[Records that describe figures]
** BEGIN **

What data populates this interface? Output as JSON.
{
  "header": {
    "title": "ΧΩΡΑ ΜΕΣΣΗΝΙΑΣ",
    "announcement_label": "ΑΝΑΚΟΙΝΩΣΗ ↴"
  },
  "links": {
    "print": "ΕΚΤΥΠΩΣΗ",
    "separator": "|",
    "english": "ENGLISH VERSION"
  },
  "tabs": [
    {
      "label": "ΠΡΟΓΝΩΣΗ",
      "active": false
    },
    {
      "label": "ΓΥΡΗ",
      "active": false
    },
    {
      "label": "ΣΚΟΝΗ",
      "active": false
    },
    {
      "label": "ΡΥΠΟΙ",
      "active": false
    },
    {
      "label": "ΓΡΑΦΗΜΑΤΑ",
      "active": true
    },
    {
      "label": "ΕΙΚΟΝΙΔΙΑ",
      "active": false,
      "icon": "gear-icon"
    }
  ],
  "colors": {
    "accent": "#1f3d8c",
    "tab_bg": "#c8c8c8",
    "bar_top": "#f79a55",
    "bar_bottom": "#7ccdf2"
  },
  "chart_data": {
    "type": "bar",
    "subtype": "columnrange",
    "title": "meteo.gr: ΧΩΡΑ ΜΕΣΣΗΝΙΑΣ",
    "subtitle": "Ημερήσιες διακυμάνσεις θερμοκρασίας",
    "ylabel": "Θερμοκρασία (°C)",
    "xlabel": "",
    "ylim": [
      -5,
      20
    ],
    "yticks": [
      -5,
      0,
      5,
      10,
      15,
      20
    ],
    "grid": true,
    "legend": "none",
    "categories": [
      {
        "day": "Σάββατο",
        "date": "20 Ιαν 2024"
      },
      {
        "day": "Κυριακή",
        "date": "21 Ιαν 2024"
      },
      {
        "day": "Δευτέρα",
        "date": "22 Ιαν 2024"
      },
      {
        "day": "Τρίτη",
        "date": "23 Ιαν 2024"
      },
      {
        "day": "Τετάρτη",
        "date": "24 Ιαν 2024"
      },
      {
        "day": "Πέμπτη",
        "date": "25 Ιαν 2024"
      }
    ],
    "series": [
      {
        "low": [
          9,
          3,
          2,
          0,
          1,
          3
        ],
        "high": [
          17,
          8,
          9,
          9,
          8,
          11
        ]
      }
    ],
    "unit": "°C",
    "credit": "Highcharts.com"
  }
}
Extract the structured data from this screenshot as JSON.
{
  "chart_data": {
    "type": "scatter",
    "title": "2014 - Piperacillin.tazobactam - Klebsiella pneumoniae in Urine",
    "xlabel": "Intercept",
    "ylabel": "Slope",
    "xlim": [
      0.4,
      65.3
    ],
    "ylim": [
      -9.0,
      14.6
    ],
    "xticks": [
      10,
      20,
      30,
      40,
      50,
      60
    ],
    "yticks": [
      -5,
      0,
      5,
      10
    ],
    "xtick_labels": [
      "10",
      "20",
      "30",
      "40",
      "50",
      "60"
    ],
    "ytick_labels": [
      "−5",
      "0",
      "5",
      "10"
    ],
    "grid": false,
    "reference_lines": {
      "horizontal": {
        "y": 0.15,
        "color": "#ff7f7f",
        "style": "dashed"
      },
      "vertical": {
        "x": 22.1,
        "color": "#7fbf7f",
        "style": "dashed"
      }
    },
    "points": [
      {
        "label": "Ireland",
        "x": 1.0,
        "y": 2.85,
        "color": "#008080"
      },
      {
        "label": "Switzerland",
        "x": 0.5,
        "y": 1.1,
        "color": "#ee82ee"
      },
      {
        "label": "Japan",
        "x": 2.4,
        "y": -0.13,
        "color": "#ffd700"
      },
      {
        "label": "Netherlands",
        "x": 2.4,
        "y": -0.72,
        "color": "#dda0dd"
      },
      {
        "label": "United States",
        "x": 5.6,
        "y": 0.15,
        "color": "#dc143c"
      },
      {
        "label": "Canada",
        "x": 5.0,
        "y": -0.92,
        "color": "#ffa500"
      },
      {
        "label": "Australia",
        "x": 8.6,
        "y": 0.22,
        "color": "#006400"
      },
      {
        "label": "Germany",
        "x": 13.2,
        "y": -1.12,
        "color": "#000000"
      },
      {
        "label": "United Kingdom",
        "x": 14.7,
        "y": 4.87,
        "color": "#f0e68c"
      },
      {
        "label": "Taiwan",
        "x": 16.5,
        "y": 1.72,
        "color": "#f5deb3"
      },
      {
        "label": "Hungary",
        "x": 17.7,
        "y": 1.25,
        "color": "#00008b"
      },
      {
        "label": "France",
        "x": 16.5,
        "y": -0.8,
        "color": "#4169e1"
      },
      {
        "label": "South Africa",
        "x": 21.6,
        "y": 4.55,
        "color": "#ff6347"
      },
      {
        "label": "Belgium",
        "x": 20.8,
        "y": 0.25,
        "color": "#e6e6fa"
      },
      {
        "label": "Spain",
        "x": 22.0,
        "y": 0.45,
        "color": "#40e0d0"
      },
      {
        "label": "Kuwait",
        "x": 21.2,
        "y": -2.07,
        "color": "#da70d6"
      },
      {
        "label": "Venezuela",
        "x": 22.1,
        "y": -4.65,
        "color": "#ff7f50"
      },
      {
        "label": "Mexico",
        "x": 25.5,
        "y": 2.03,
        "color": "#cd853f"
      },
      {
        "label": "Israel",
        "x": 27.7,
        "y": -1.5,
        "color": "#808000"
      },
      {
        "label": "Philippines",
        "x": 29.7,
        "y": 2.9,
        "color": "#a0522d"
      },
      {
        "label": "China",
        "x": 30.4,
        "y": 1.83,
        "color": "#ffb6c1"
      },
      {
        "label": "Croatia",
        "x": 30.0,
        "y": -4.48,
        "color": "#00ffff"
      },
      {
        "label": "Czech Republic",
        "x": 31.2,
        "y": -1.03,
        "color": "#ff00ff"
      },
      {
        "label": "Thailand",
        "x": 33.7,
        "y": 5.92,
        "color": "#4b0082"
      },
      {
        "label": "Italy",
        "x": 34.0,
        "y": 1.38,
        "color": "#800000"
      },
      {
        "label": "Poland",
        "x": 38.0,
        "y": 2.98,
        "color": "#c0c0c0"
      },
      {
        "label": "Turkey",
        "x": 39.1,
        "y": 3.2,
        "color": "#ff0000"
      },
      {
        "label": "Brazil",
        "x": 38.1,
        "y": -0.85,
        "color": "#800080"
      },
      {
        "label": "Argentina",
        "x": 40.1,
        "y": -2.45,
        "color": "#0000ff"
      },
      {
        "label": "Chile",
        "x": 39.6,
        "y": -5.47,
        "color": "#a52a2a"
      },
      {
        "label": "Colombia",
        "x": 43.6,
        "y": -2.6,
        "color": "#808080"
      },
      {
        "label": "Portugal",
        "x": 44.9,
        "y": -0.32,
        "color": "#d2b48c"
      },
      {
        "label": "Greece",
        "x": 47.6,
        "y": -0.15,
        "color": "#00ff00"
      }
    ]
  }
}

** END **

Stated goal:
Working from the listing above, pick out every line that has "JSON" and copy it.

Written response:
What data populates this interface? Output as JSON.
Extract the structured data from this screenshot as JSON.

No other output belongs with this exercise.